WORK TO COMPLETE
Copy out each line below that has the word "hatóságot" in it.

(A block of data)
■ ■ ■ ■ ■ ■ ■
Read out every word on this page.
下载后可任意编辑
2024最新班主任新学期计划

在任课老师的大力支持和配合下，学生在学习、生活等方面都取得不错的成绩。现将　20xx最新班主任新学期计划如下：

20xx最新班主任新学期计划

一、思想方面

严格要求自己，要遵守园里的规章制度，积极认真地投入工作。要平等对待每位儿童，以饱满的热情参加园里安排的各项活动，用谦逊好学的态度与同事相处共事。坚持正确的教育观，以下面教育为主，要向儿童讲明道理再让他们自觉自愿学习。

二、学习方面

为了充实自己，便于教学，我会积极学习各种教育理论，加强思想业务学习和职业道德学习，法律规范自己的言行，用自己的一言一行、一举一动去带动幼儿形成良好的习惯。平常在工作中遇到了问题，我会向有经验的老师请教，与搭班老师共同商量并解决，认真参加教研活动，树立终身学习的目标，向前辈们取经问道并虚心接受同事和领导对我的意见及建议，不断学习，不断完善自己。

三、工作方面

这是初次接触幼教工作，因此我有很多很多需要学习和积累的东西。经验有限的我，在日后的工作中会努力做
■ ■ ■ ■ ■ ■ ■
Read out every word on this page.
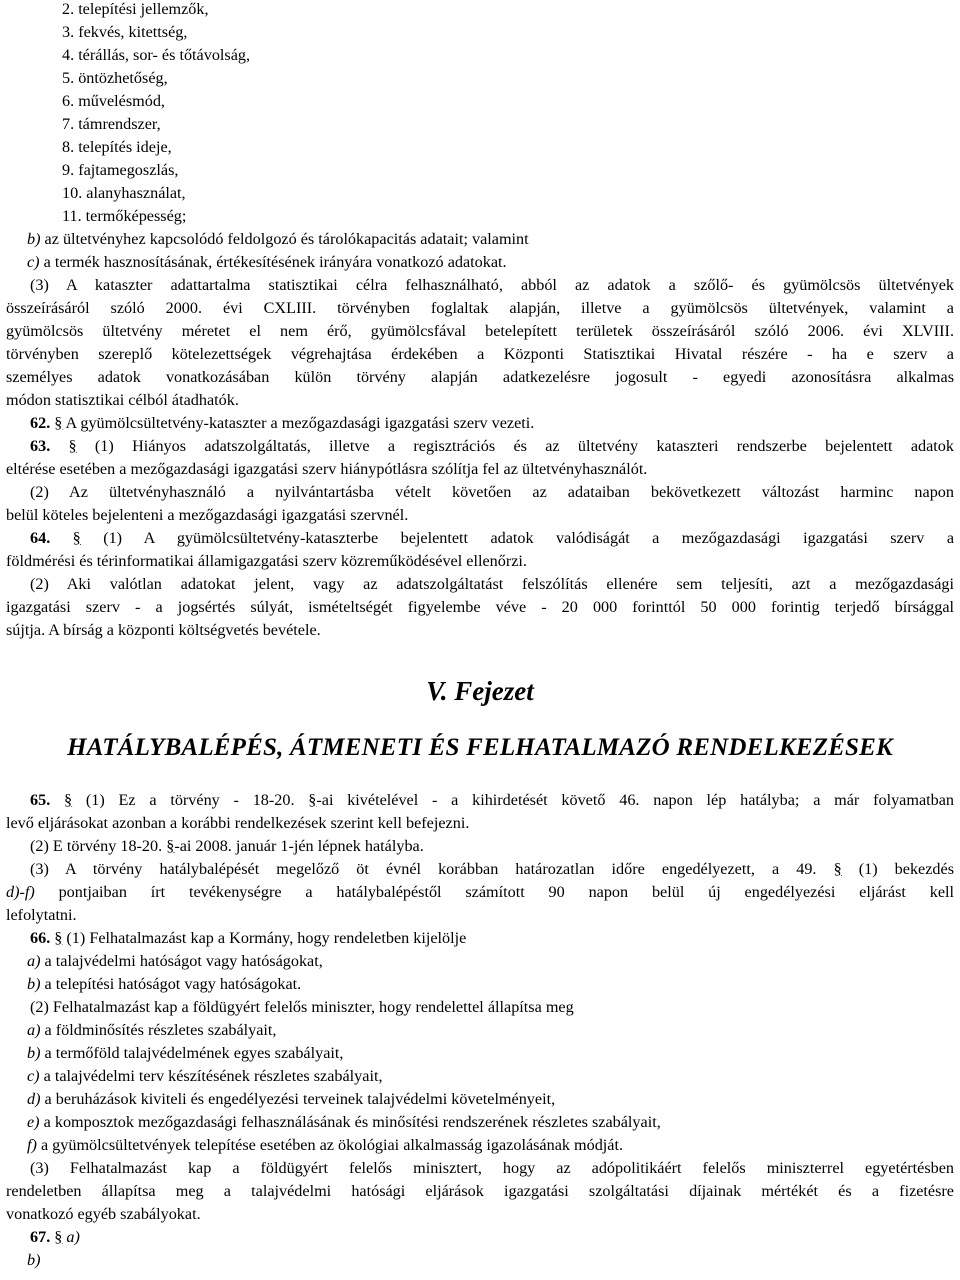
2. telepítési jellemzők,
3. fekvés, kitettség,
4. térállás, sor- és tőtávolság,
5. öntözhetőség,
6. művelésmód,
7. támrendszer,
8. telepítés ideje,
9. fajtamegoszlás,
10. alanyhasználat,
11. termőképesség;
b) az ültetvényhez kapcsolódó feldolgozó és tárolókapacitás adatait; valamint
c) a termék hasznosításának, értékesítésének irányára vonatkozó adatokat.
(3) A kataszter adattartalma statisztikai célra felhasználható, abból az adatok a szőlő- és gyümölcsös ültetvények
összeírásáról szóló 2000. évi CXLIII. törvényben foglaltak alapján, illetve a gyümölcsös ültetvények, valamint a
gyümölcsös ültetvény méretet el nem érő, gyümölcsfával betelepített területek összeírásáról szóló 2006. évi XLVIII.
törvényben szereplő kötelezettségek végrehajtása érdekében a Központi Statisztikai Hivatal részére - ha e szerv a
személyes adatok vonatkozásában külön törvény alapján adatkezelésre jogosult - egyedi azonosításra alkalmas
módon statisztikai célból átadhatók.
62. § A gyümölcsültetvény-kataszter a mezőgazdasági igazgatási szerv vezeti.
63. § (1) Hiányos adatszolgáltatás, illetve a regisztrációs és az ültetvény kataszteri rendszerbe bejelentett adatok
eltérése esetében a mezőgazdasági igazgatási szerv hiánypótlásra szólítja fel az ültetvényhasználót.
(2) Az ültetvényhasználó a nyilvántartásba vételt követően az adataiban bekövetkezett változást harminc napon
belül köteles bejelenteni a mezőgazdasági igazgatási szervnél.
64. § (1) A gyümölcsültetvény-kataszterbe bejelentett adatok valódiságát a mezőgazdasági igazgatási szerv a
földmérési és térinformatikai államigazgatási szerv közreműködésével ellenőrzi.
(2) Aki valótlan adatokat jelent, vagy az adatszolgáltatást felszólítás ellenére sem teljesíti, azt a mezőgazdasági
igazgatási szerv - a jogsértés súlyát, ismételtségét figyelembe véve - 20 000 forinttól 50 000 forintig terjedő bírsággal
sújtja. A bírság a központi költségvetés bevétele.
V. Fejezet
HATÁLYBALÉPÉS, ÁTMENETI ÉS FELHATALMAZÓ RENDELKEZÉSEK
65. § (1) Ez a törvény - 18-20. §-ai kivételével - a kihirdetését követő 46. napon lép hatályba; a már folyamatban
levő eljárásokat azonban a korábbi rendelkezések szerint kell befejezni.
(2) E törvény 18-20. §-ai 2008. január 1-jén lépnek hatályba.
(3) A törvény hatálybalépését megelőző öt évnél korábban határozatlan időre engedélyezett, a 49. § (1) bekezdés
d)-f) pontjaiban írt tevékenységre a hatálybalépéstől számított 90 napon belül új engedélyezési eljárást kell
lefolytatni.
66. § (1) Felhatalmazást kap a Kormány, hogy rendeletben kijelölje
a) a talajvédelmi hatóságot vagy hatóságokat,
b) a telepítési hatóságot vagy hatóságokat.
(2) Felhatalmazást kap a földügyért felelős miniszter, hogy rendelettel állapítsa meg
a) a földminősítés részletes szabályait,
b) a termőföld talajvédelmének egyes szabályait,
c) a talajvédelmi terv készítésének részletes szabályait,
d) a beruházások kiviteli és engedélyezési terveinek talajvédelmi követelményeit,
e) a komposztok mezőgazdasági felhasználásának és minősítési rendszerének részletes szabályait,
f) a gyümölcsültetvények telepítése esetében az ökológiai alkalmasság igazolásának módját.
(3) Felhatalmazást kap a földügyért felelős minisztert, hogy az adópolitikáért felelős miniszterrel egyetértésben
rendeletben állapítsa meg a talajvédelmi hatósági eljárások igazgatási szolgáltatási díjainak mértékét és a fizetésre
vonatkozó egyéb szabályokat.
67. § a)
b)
■ ■ ■ ■ ■ ■ ■
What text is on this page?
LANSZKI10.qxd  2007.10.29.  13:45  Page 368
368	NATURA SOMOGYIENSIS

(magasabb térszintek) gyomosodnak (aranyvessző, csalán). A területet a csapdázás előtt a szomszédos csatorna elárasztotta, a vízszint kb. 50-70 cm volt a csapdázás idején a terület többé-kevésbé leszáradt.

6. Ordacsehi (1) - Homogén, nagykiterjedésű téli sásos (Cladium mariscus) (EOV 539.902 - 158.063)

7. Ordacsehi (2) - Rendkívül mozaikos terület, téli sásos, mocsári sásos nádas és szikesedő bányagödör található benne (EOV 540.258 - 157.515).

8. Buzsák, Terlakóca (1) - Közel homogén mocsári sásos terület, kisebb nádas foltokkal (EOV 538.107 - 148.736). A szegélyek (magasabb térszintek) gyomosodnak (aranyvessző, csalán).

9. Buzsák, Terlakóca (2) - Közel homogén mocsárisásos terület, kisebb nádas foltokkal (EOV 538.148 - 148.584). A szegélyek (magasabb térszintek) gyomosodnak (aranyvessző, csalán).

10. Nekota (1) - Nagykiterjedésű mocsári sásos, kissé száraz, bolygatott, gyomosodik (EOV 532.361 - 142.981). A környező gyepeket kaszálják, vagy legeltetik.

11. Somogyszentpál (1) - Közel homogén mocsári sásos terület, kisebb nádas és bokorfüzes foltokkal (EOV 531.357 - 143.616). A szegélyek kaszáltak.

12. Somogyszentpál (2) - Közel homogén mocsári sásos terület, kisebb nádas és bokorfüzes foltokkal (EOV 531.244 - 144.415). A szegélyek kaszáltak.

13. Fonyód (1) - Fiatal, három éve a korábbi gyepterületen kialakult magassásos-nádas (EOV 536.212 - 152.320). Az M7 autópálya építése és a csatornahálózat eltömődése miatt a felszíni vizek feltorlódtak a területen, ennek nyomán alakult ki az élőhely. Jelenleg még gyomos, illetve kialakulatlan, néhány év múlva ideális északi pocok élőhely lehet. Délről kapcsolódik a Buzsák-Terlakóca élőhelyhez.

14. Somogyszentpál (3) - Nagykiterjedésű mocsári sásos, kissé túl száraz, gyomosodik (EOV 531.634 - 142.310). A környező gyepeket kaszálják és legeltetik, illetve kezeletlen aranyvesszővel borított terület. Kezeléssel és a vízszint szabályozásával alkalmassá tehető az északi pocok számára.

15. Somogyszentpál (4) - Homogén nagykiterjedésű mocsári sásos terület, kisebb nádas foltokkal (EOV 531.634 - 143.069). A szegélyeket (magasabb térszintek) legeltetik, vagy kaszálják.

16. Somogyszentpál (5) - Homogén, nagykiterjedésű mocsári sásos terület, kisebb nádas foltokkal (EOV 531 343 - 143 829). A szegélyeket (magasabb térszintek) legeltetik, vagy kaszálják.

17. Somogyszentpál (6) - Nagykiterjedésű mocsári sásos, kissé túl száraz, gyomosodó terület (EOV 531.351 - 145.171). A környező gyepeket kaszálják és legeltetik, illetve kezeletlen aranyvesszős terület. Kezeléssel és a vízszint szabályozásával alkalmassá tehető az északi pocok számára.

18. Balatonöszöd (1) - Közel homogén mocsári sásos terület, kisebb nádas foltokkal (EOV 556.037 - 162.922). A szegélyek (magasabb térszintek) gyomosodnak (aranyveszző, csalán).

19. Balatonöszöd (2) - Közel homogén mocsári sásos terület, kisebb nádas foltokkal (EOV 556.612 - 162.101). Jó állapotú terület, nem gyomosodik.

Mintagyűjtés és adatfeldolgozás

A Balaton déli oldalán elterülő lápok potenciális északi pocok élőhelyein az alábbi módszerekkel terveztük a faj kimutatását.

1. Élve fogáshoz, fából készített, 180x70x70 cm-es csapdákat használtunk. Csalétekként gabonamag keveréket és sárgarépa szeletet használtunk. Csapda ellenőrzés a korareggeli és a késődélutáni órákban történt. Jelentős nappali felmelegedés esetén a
■ ■ ■ ■ ■ ■ ■
FULL SOLUTION
a) a talajvédelmi hatóságot vagy hatóságokat,
b) a telepítési hatóságot vagy hatóságokat.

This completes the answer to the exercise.